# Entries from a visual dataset

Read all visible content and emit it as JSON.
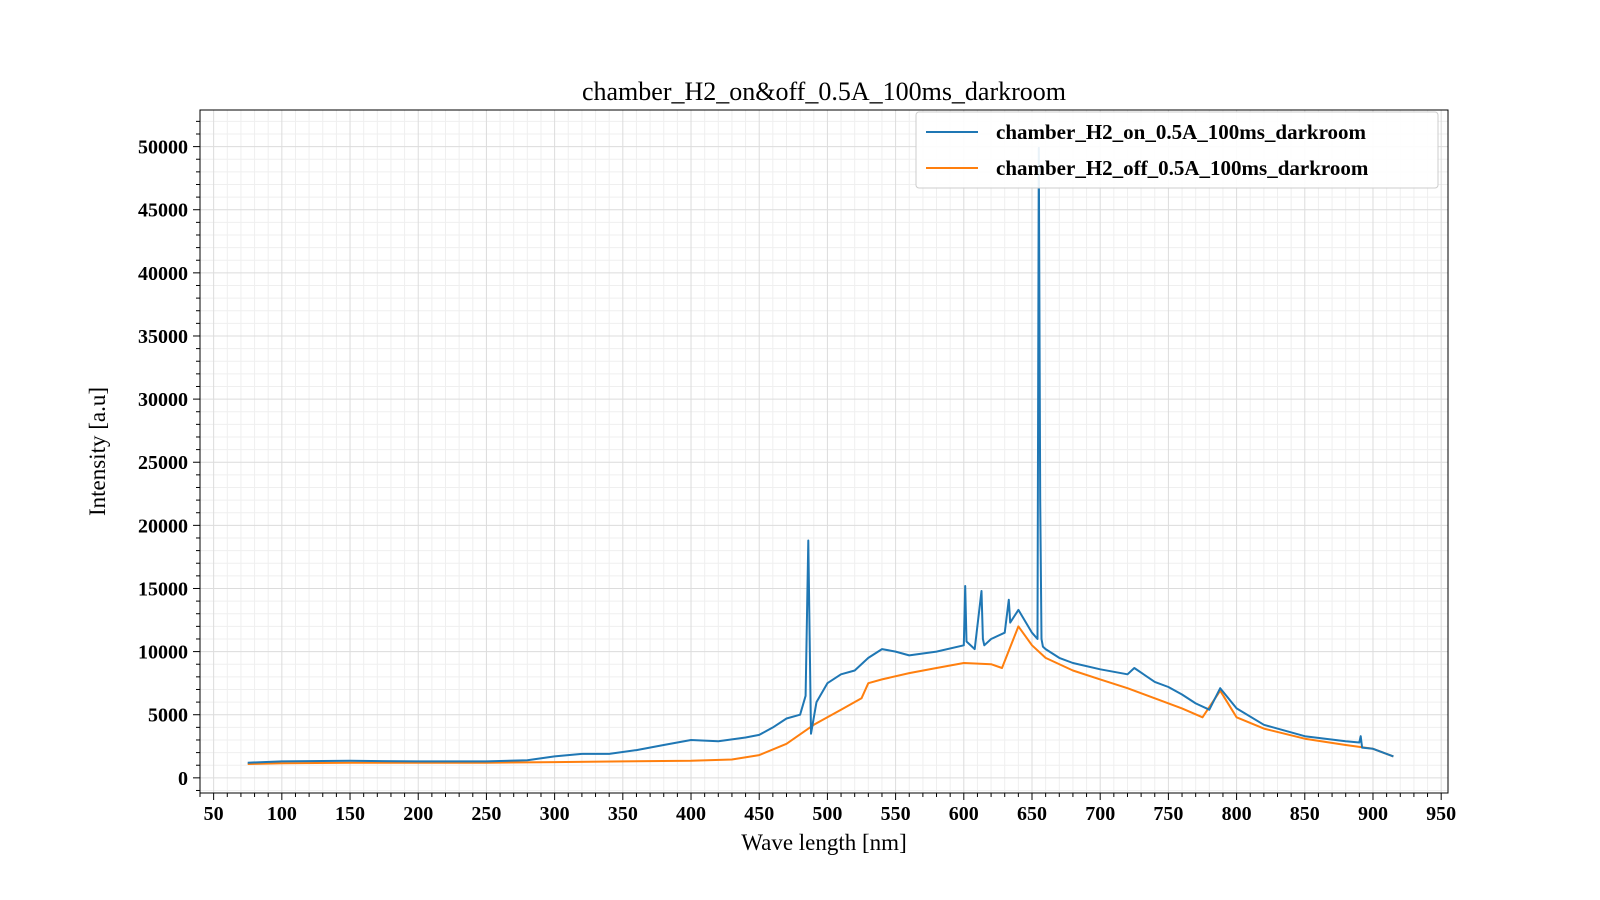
{
  "chart_data": {
    "type": "line",
    "title": "chamber_H2_on&off_0.5A_100ms_darkroom",
    "xlabel": "Wave length [nm]",
    "ylabel": "Intensity [a.u]",
    "xlim": [
      40,
      955
    ],
    "ylim": [
      -1200,
      52900
    ],
    "xticks": [
      50,
      100,
      150,
      200,
      250,
      300,
      350,
      400,
      450,
      500,
      550,
      600,
      650,
      700,
      750,
      800,
      850,
      900,
      950
    ],
    "yticks": [
      0,
      5000,
      10000,
      15000,
      20000,
      25000,
      30000,
      35000,
      40000,
      45000,
      50000
    ],
    "grid": true,
    "legend_position": "top-right",
    "series": [
      {
        "name": "chamber_H2_on_0.5A_100ms_darkroom",
        "color": "#1f77b4",
        "x": [
          75,
          100,
          150,
          200,
          250,
          280,
          300,
          320,
          340,
          360,
          380,
          400,
          420,
          440,
          450,
          460,
          470,
          480,
          484,
          486,
          488,
          492,
          500,
          510,
          520,
          530,
          540,
          550,
          560,
          580,
          600,
          601,
          602,
          608,
          613,
          614,
          615,
          620,
          630,
          633,
          634,
          640,
          650,
          654,
          655,
          656,
          657,
          658,
          660,
          670,
          680,
          700,
          720,
          725,
          740,
          750,
          760,
          770,
          780,
          788,
          800,
          820,
          850,
          880,
          890,
          891,
          892,
          900,
          915
        ],
        "y": [
          1200,
          1300,
          1350,
          1300,
          1300,
          1400,
          1700,
          1900,
          1900,
          2200,
          2600,
          3000,
          2900,
          3200,
          3400,
          4000,
          4700,
          5000,
          6500,
          18800,
          3500,
          6000,
          7500,
          8200,
          8500,
          9500,
          10200,
          10000,
          9700,
          10000,
          10500,
          15200,
          10800,
          10200,
          14800,
          11000,
          10500,
          11000,
          11500,
          14100,
          12300,
          13300,
          11500,
          11000,
          49900,
          22000,
          11000,
          10400,
          10200,
          9500,
          9100,
          8600,
          8200,
          8700,
          7600,
          7200,
          6600,
          5900,
          5400,
          7100,
          5500,
          4200,
          3300,
          2900,
          2800,
          3300,
          2400,
          2300,
          1700
        ]
      },
      {
        "name": "chamber_H2_off_0.5A_100ms_darkroom",
        "color": "#ff7f0e",
        "x": [
          75,
          100,
          150,
          200,
          250,
          300,
          350,
          400,
          430,
          450,
          470,
          490,
          510,
          525,
          530,
          540,
          560,
          580,
          600,
          620,
          628,
          640,
          650,
          660,
          680,
          700,
          720,
          740,
          760,
          775,
          788,
          800,
          820,
          850,
          880,
          900,
          915
        ],
        "y": [
          1100,
          1150,
          1200,
          1200,
          1200,
          1250,
          1300,
          1350,
          1450,
          1800,
          2700,
          4200,
          5400,
          6300,
          7500,
          7800,
          8300,
          8700,
          9100,
          9000,
          8700,
          12000,
          10500,
          9500,
          8500,
          7800,
          7100,
          6300,
          5500,
          4800,
          6900,
          4800,
          3900,
          3100,
          2600,
          2300,
          1700
        ]
      }
    ]
  }
}
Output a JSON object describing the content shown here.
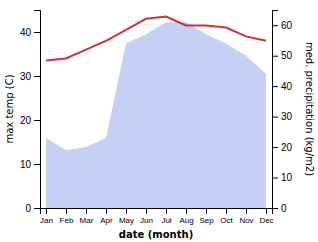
{
  "chart_data": {
    "type": "line",
    "categories": [
      "Jan",
      "Feb",
      "Mar",
      "Apr",
      "May",
      "Jun",
      "Jul",
      "Aug",
      "Sep",
      "Oct",
      "Nov",
      "Dec"
    ],
    "xlabel": "date (month)",
    "ylabel": "max temp (C)",
    "y2label": "med. precipitation (kg/m2)",
    "series": [
      {
        "type": "area",
        "axis": "y2",
        "color": "#c5d0f5",
        "values": [
          23,
          19,
          20,
          23,
          54,
          57,
          61,
          61,
          57,
          54,
          50,
          44
        ]
      },
      {
        "type": "line",
        "color": "#cc3333",
        "values": [
          33.5,
          34.0,
          36.0,
          38.0,
          40.5,
          43.0,
          43.5,
          41.5,
          41.5,
          41.0,
          39.0,
          38.0
        ]
      }
    ],
    "ylim": [
      0,
      45
    ],
    "yticks": [
      0,
      10,
      20,
      30,
      40
    ],
    "y2lim": [
      0,
      65
    ],
    "y2ticks": [
      0,
      10,
      20,
      30,
      40,
      50,
      60
    ],
    "grid": false
  }
}
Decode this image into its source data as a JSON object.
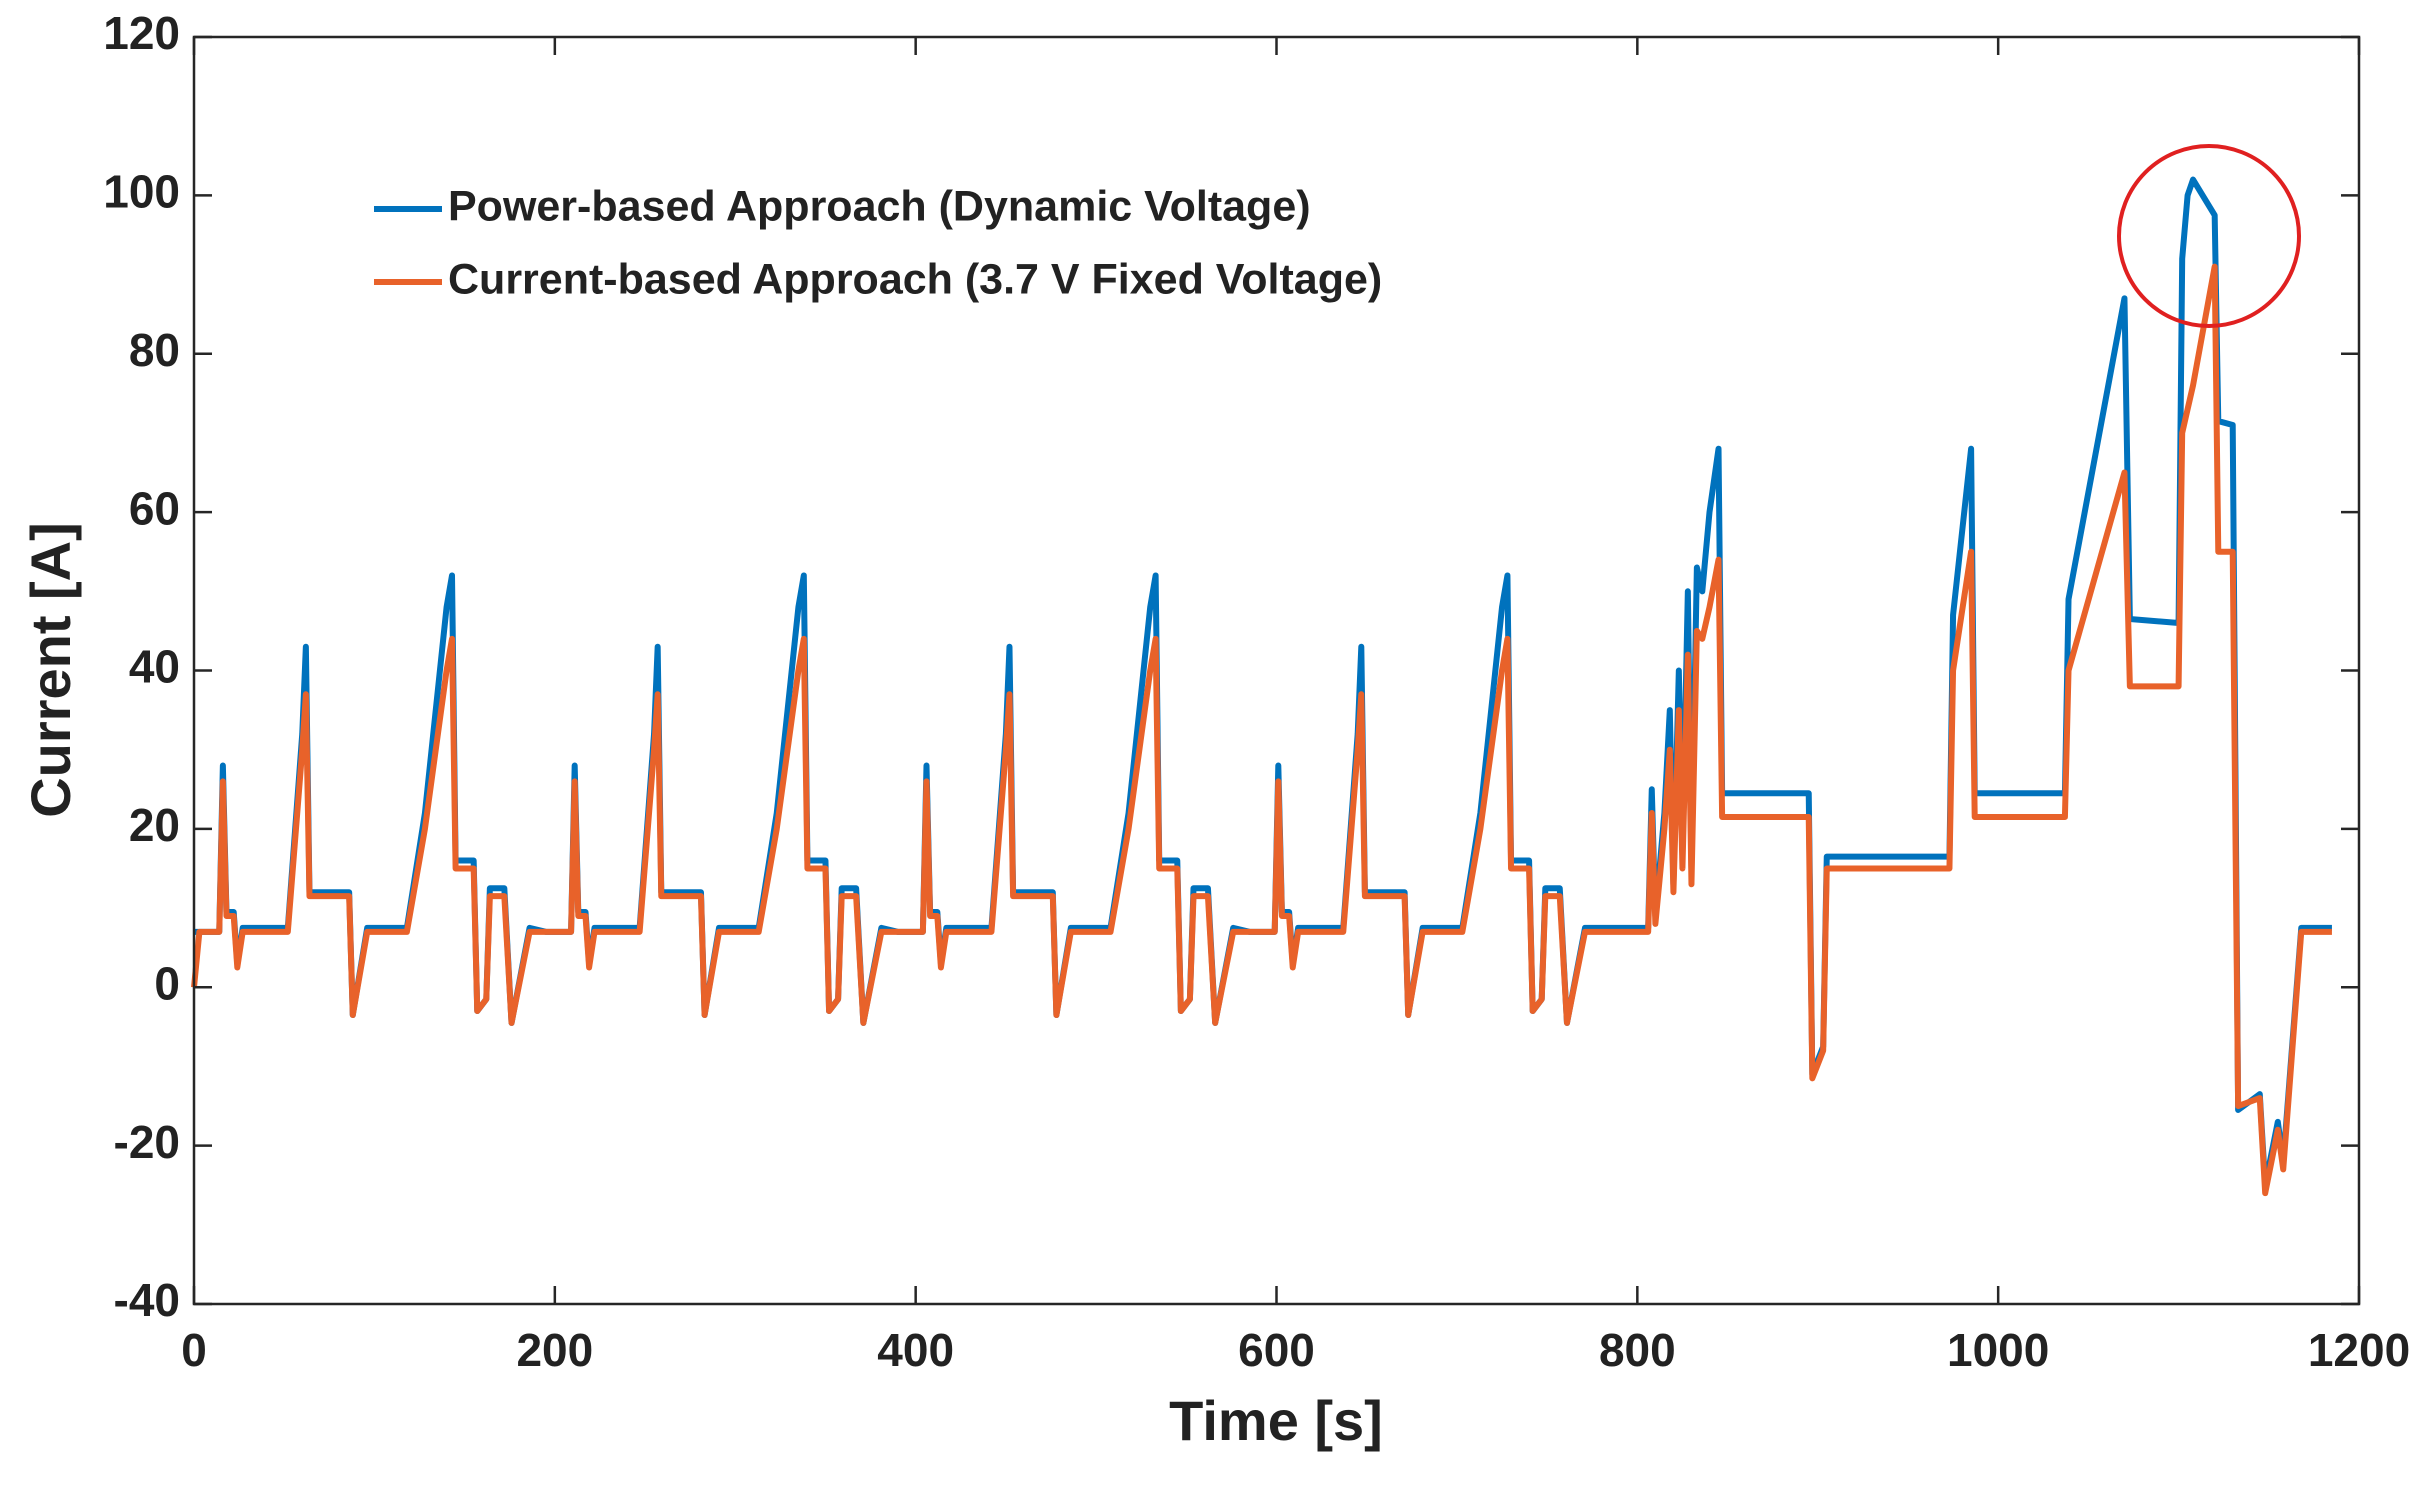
{
  "chart_data": {
    "type": "line",
    "xlabel": "Time [s]",
    "ylabel": "Current [A]",
    "x": [
      0,
      3,
      14,
      16,
      18,
      22,
      24,
      27,
      52,
      60,
      62,
      64,
      86,
      88,
      96,
      118,
      128,
      140,
      143,
      145,
      155,
      157,
      162,
      164,
      172,
      176,
      186,
      195,
      198,
      209,
      211,
      213,
      217,
      219,
      222,
      247,
      255,
      257,
      259,
      281,
      283,
      291,
      313,
      323,
      335,
      338,
      340,
      350,
      352,
      357,
      359,
      367,
      371,
      381,
      390,
      393,
      404,
      406,
      408,
      412,
      414,
      417,
      442,
      450,
      452,
      454,
      476,
      478,
      486,
      508,
      518,
      530,
      533,
      535,
      545,
      547,
      552,
      554,
      562,
      566,
      576,
      585,
      588,
      599,
      601,
      603,
      607,
      609,
      612,
      637,
      645,
      647,
      649,
      671,
      673,
      681,
      703,
      713,
      725,
      728,
      730,
      740,
      742,
      747,
      749,
      757,
      761,
      771,
      780,
      806,
      808,
      810,
      815,
      818,
      820,
      823,
      825,
      828,
      830,
      833,
      836,
      840,
      845,
      847,
      895,
      897,
      903,
      905,
      973,
      975,
      985,
      987,
      1037,
      1039,
      1070,
      1073,
      1100,
      1102,
      1105,
      1108,
      1120,
      1122,
      1130,
      1133,
      1145,
      1148,
      1155,
      1158,
      1168,
      1185
    ],
    "series": [
      {
        "name": "Power-based Approach (Dynamic Voltage)",
        "color": "#0072bd",
        "values": [
          7,
          7,
          7,
          28,
          9.5,
          9.5,
          3,
          7.5,
          7.5,
          32,
          43,
          12,
          12,
          -3.5,
          7.5,
          7.5,
          22,
          48,
          52,
          16,
          16,
          -3,
          -1.5,
          12.5,
          12.5,
          -4.5,
          7.5,
          7,
          7,
          7,
          28,
          9.5,
          9.5,
          3,
          7.5,
          7.5,
          32,
          43,
          12,
          12,
          -3.5,
          7.5,
          7.5,
          22,
          48,
          52,
          16,
          16,
          -3,
          -1.5,
          12.5,
          12.5,
          -4.5,
          7.5,
          7,
          7,
          7,
          28,
          9.5,
          9.5,
          3,
          7.5,
          7.5,
          32,
          43,
          12,
          12,
          -3.5,
          7.5,
          7.5,
          22,
          48,
          52,
          16,
          16,
          -3,
          -1.5,
          12.5,
          12.5,
          -4.5,
          7.5,
          7,
          7,
          7,
          28,
          9.5,
          9.5,
          3,
          7.5,
          7.5,
          32,
          43,
          12,
          12,
          -3.5,
          7.5,
          7.5,
          22,
          48,
          52,
          16,
          16,
          -3,
          -1.5,
          12.5,
          12.5,
          -4.5,
          7.5,
          7.5,
          7.5,
          25,
          9,
          22,
          35,
          13,
          40,
          17,
          50,
          15,
          53,
          50,
          60,
          68,
          24.5,
          24.5,
          -11,
          -7.5,
          16.5,
          16.5,
          47,
          68,
          24.5,
          24.5,
          49,
          87,
          46.5,
          46,
          92,
          100,
          102,
          97.5,
          71.5,
          71,
          -15.5,
          -13.5,
          -25,
          -17,
          -22,
          7.5,
          7.5
        ]
      },
      {
        "name": "Current-based Approach (3.7 V Fixed Voltage)",
        "color": "#e8622a",
        "values": [
          0,
          7,
          7,
          26,
          9,
          9,
          2.5,
          7,
          7,
          30,
          37,
          11.5,
          11.5,
          -3.5,
          7,
          7,
          20,
          40,
          44,
          15,
          15,
          -3,
          -1.5,
          11.5,
          11.5,
          -4.5,
          7,
          7,
          7,
          7,
          26,
          9,
          9,
          2.5,
          7,
          7,
          30,
          37,
          11.5,
          11.5,
          -3.5,
          7,
          7,
          20,
          40,
          44,
          15,
          15,
          -3,
          -1.5,
          11.5,
          11.5,
          -4.5,
          7,
          7,
          7,
          7,
          26,
          9,
          9,
          2.5,
          7,
          7,
          30,
          37,
          11.5,
          11.5,
          -3.5,
          7,
          7,
          20,
          40,
          44,
          15,
          15,
          -3,
          -1.5,
          11.5,
          11.5,
          -4.5,
          7,
          7,
          7,
          7,
          26,
          9,
          9,
          2.5,
          7,
          7,
          30,
          37,
          11.5,
          11.5,
          -3.5,
          7,
          7,
          20,
          40,
          44,
          15,
          15,
          -3,
          -1.5,
          11.5,
          11.5,
          -4.5,
          7,
          7,
          7,
          22,
          8,
          20,
          30,
          12,
          35,
          15,
          42,
          13,
          45,
          44,
          48,
          54,
          21.5,
          21.5,
          -11.5,
          -8,
          15,
          15,
          40,
          55,
          21.5,
          21.5,
          40,
          65,
          38,
          38,
          70,
          73,
          76,
          91,
          55,
          55,
          -15,
          -14,
          -26,
          -18,
          -23,
          7,
          7
        ]
      }
    ],
    "xlim": [
      0,
      1200
    ],
    "xticks": [
      0,
      200,
      400,
      600,
      800,
      1000,
      1200
    ],
    "ylim": [
      -40,
      120
    ],
    "yticks": [
      -40,
      -20,
      0,
      20,
      40,
      60,
      80,
      100,
      120
    ],
    "grid": false,
    "legend": "upper left"
  }
}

# Task description
Extract, from the material above, each line holding the word "ylabel".

# Solution to the problem
    "ylabel": "Intensity [a.u]",
    "ylabel": "max temp (C)",
    "ylabel": "Current [A]",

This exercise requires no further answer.